DATA FOR THE TASK

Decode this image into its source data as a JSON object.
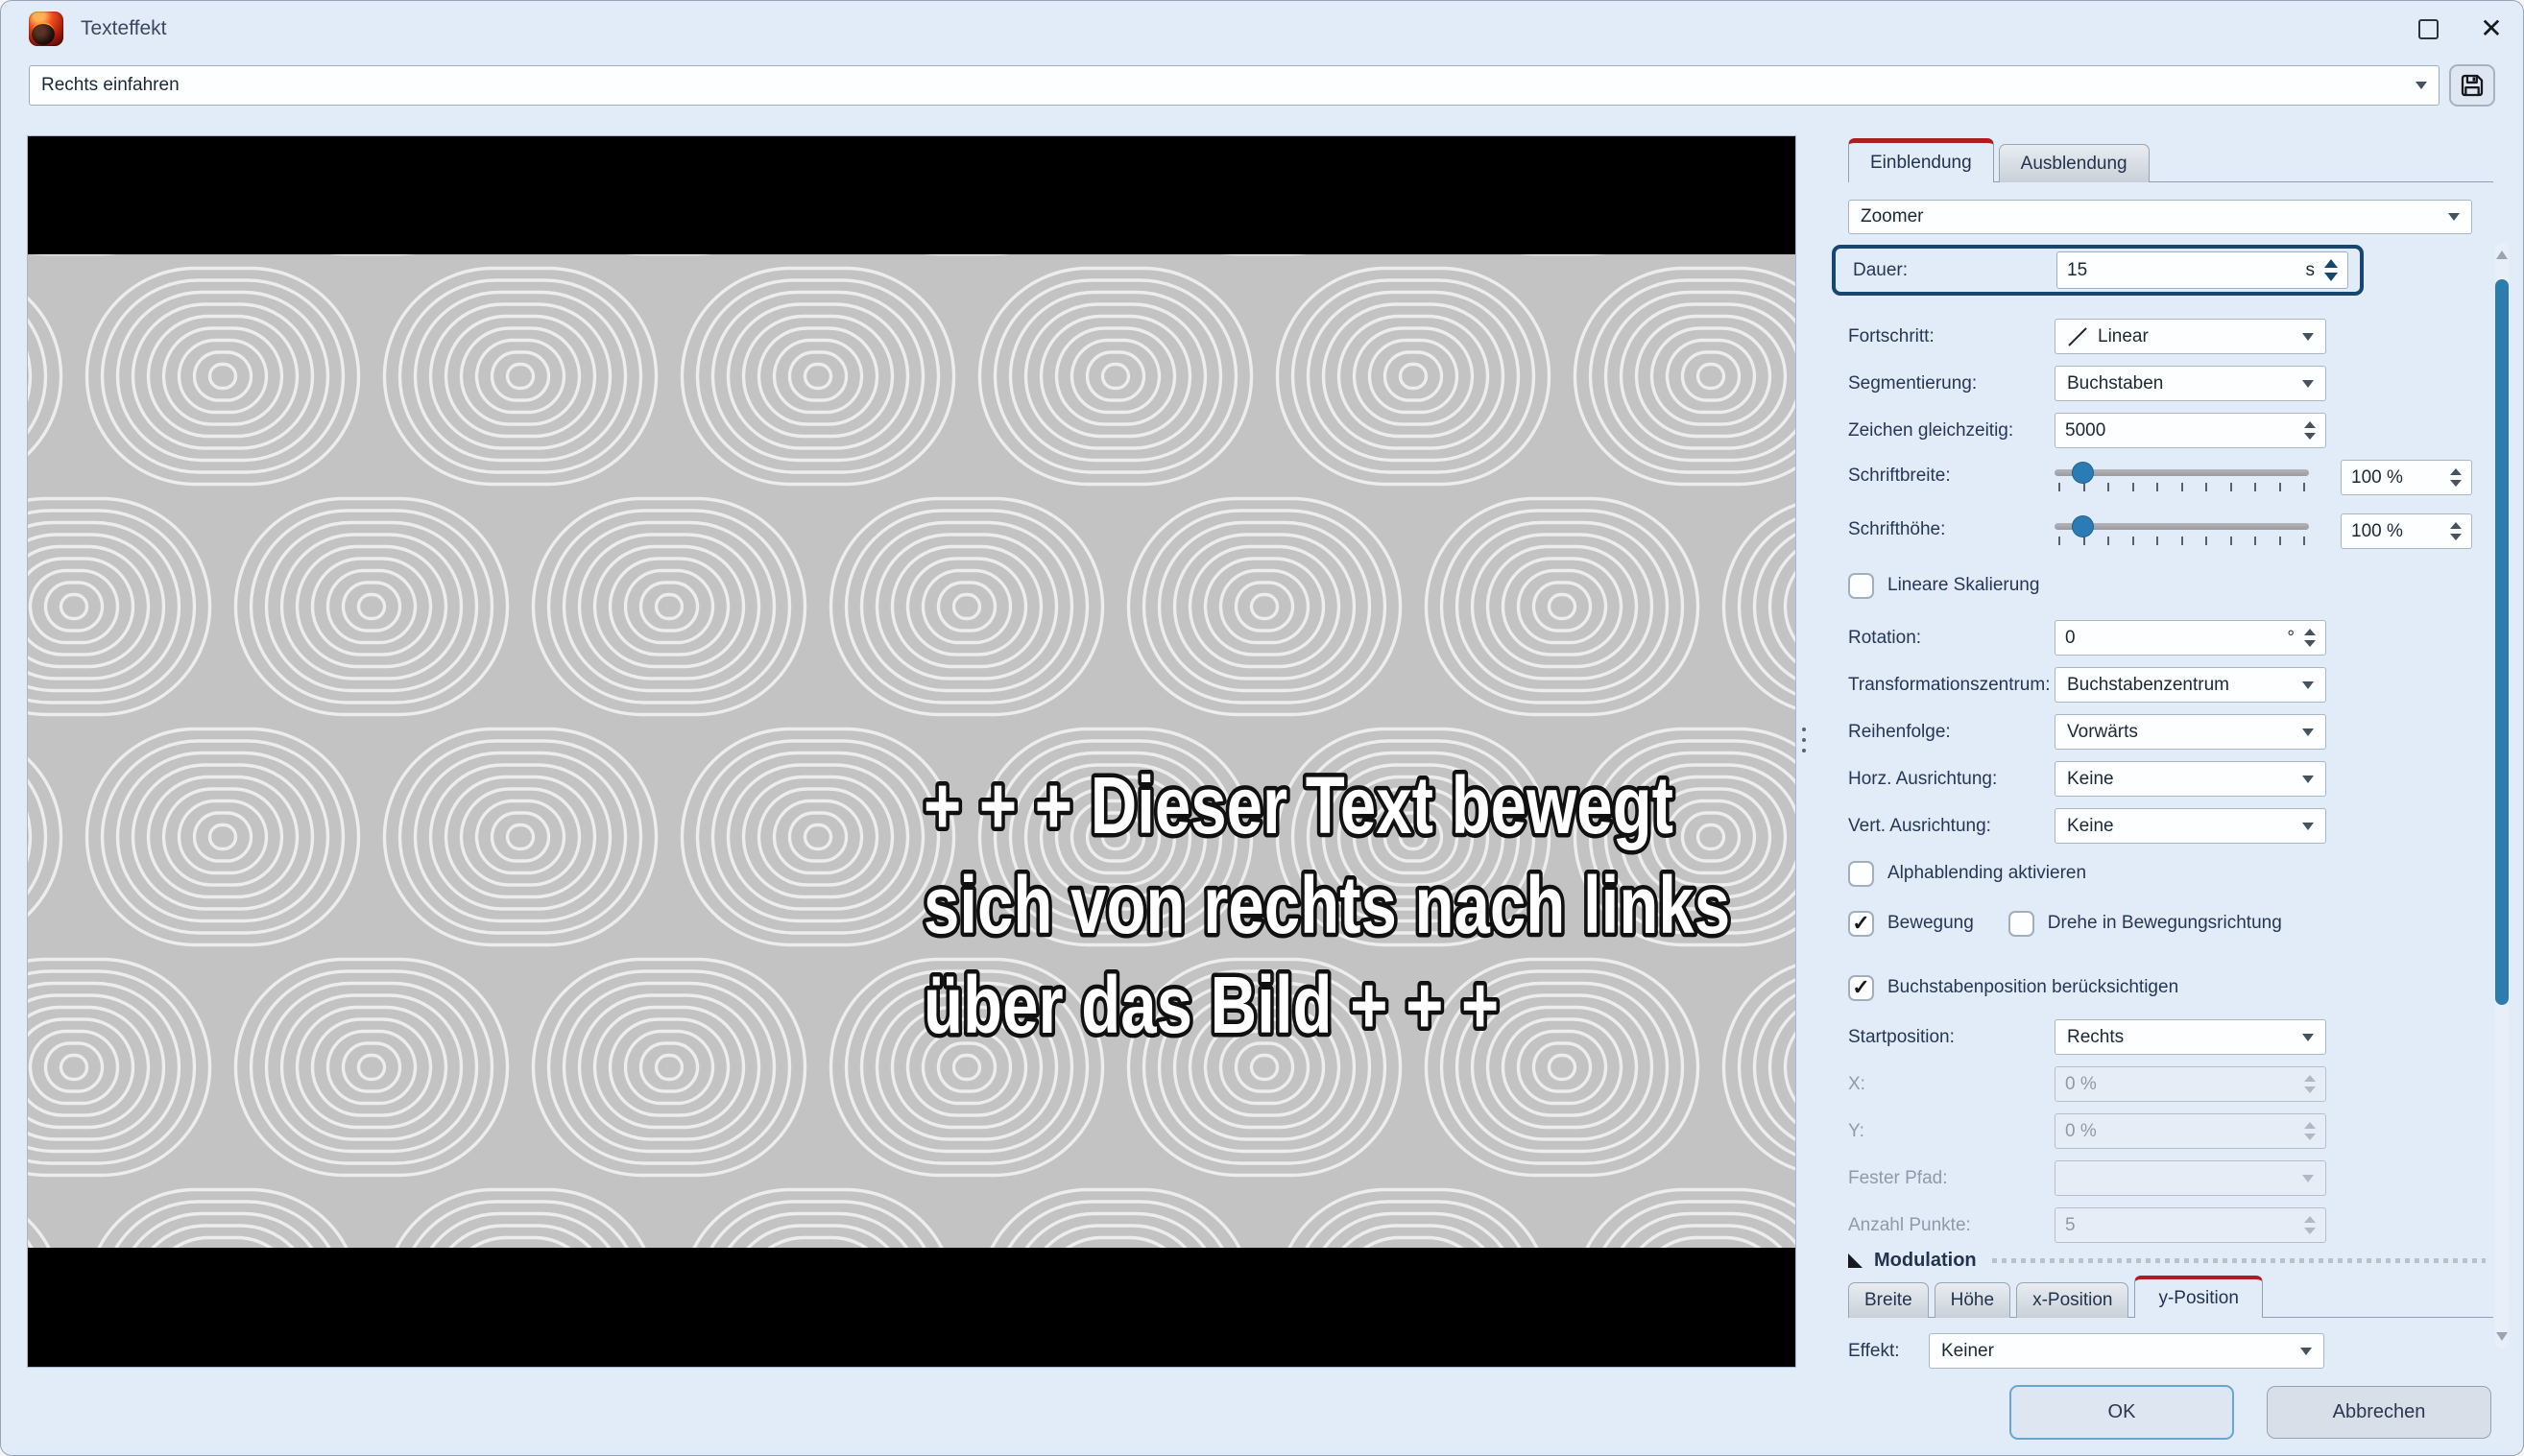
{
  "window": {
    "title": "Texteffekt"
  },
  "toolbar": {
    "preset": "Rechts einfahren",
    "save_icon": "floppy-disk"
  },
  "preview": {
    "line1": "+ + + Dieser Text bewegt",
    "line2": "sich von rechts nach links",
    "line3": "über das Bild + + +"
  },
  "panel": {
    "tab_einblendung": "Einblendung",
    "tab_ausblendung": "Ausblendung",
    "effect": "Zoomer",
    "dauer": {
      "label": "Dauer:",
      "value": "15",
      "unit": "s"
    },
    "fortschritt": {
      "label": "Fortschritt:",
      "value": "Linear",
      "icon": "linear-curve"
    },
    "segmentierung": {
      "label": "Segmentierung:",
      "value": "Buchstaben"
    },
    "zeichen": {
      "label": "Zeichen gleichzeitig:",
      "value": "5000"
    },
    "schriftbreite": {
      "label": "Schriftbreite:",
      "value": "100 %"
    },
    "schrifthoehe": {
      "label": "Schrifthöhe:",
      "value": "100 %"
    },
    "lineare_skalierung": {
      "label": "Lineare Skalierung",
      "checked": false
    },
    "rotation": {
      "label": "Rotation:",
      "value": "0",
      "unit": "°"
    },
    "transformationszentrum": {
      "label": "Transformationszentrum:",
      "value": "Buchstabenzentrum"
    },
    "reihenfolge": {
      "label": "Reihenfolge:",
      "value": "Vorwärts"
    },
    "horz_ausrichtung": {
      "label": "Horz. Ausrichtung:",
      "value": "Keine"
    },
    "vert_ausrichtung": {
      "label": "Vert. Ausrichtung:",
      "value": "Keine"
    },
    "alphablending": {
      "label": "Alphablending aktivieren",
      "checked": false
    },
    "bewegung": {
      "label": "Bewegung",
      "checked": true
    },
    "drehe": {
      "label": "Drehe in Bewegungsrichtung",
      "checked": false
    },
    "buchstabenposition": {
      "label": "Buchstabenposition berücksichtigen",
      "checked": true
    },
    "startposition": {
      "label": "Startposition:",
      "value": "Rechts"
    },
    "x": {
      "label": "X:",
      "value": "0 %",
      "disabled": true
    },
    "y": {
      "label": "Y:",
      "value": "0 %",
      "disabled": true
    },
    "fester_pfad": {
      "label": "Fester Pfad:",
      "value": "",
      "disabled": true
    },
    "anzahl_punkte": {
      "label": "Anzahl Punkte:",
      "value": "5",
      "disabled": true
    },
    "modulation": {
      "title": "Modulation",
      "tabs": [
        "Breite",
        "Höhe",
        "x-Position",
        "y-Position"
      ],
      "active_tab": "y-Position",
      "effekt": {
        "label": "Effekt:",
        "value": "Keiner"
      }
    }
  },
  "buttons": {
    "ok": "OK",
    "cancel": "Abbrechen"
  },
  "colors": {
    "accent_red": "#ab1f1f",
    "highlight_navy": "#17476e",
    "slider_blue": "#2b7cb5",
    "scrollbar_blue": "#2e7cad",
    "panel_bg": "#e2ebf8",
    "field_bg": "#fcfeff",
    "preview_pattern_bg": "#c3c3c3",
    "preview_pattern_line": "#ededed"
  }
}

GOAL
Leave out all pictures, then copy the remaining material exactly.

RESULT OF THIS EXERCISE
Decode this image into its source data as a JSON object.
{
  "window": {
    "title": "Texteffekt"
  },
  "toolbar": {
    "preset": "Rechts einfahren",
    "save_icon": "floppy-disk"
  },
  "preview": {
    "line1": "+ + + Dieser Text bewegt",
    "line2": "sich von rechts nach links",
    "line3": "über das Bild + + +"
  },
  "panel": {
    "tab_einblendung": "Einblendung",
    "tab_ausblendung": "Ausblendung",
    "effect": "Zoomer",
    "dauer": {
      "label": "Dauer:",
      "value": "15",
      "unit": "s"
    },
    "fortschritt": {
      "label": "Fortschritt:",
      "value": "Linear",
      "icon": "linear-curve"
    },
    "segmentierung": {
      "label": "Segmentierung:",
      "value": "Buchstaben"
    },
    "zeichen": {
      "label": "Zeichen gleichzeitig:",
      "value": "5000"
    },
    "schriftbreite": {
      "label": "Schriftbreite:",
      "value": "100 %"
    },
    "schrifthoehe": {
      "label": "Schrifthöhe:",
      "value": "100 %"
    },
    "lineare_skalierung": {
      "label": "Lineare Skalierung",
      "checked": false
    },
    "rotation": {
      "label": "Rotation:",
      "value": "0",
      "unit": "°"
    },
    "transformationszentrum": {
      "label": "Transformationszentrum:",
      "value": "Buchstabenzentrum"
    },
    "reihenfolge": {
      "label": "Reihenfolge:",
      "value": "Vorwärts"
    },
    "horz_ausrichtung": {
      "label": "Horz. Ausrichtung:",
      "value": "Keine"
    },
    "vert_ausrichtung": {
      "label": "Vert. Ausrichtung:",
      "value": "Keine"
    },
    "alphablending": {
      "label": "Alphablending aktivieren",
      "checked": false
    },
    "bewegung": {
      "label": "Bewegung",
      "checked": true
    },
    "drehe": {
      "label": "Drehe in Bewegungsrichtung",
      "checked": false
    },
    "buchstabenposition": {
      "label": "Buchstabenposition berücksichtigen",
      "checked": true
    },
    "startposition": {
      "label": "Startposition:",
      "value": "Rechts"
    },
    "x": {
      "label": "X:",
      "value": "0 %",
      "disabled": true
    },
    "y": {
      "label": "Y:",
      "value": "0 %",
      "disabled": true
    },
    "fester_pfad": {
      "label": "Fester Pfad:",
      "value": "",
      "disabled": true
    },
    "anzahl_punkte": {
      "label": "Anzahl Punkte:",
      "value": "5",
      "disabled": true
    },
    "modulation": {
      "title": "Modulation",
      "tabs": [
        "Breite",
        "Höhe",
        "x-Position",
        "y-Position"
      ],
      "active_tab": "y-Position",
      "effekt": {
        "label": "Effekt:",
        "value": "Keiner"
      }
    }
  },
  "buttons": {
    "ok": "OK",
    "cancel": "Abbrechen"
  },
  "colors": {
    "accent_red": "#ab1f1f",
    "highlight_navy": "#17476e",
    "slider_blue": "#2b7cb5",
    "scrollbar_blue": "#2e7cad",
    "panel_bg": "#e2ebf8",
    "field_bg": "#fcfeff",
    "preview_pattern_bg": "#c3c3c3",
    "preview_pattern_line": "#ededed"
  }
}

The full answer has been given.